_THE TASK_: In the records that follow, show each line where the word "JSON" is present.
[Begin TASK MATERIAL]
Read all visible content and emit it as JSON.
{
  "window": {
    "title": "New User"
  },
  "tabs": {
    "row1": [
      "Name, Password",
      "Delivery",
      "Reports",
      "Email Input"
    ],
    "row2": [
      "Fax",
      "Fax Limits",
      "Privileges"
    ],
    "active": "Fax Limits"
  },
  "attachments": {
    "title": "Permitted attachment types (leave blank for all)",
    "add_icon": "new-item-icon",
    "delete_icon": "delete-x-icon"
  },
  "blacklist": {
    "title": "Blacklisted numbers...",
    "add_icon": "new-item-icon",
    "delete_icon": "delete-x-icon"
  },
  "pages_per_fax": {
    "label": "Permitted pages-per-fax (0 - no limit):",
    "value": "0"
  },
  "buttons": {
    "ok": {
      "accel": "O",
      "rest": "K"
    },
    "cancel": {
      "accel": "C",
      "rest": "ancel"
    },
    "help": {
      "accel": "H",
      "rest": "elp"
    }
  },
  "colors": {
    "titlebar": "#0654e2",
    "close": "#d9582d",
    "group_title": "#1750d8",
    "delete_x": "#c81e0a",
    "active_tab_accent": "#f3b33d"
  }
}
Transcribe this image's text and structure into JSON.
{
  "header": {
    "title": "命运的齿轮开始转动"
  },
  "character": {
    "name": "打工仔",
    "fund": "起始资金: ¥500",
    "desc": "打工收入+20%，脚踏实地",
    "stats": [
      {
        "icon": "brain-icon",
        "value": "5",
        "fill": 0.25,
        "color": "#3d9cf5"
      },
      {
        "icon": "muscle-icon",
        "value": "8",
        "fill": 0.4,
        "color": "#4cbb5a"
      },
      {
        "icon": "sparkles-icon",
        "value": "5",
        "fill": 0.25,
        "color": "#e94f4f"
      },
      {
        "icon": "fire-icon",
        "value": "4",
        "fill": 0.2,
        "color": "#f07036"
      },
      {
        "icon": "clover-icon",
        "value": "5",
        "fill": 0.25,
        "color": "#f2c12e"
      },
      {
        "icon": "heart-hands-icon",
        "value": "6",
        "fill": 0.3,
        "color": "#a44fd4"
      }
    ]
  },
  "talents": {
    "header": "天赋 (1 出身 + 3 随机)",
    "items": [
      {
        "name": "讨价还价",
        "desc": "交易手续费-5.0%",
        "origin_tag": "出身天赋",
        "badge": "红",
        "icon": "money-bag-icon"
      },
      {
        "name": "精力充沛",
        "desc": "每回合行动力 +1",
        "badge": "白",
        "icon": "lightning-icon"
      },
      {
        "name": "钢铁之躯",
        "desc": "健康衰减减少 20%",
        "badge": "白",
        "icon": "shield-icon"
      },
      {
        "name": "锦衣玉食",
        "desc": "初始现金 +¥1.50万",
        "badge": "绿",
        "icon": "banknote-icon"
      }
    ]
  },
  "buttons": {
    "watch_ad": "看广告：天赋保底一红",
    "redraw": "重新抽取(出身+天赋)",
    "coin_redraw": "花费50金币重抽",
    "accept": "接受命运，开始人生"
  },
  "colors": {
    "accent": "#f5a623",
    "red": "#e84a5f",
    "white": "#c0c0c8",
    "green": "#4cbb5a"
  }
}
[End TASK MATERIAL]
_RESULT_:
Read all visible content and emit it as JSON.
Transcribe this image's text and structure into JSON.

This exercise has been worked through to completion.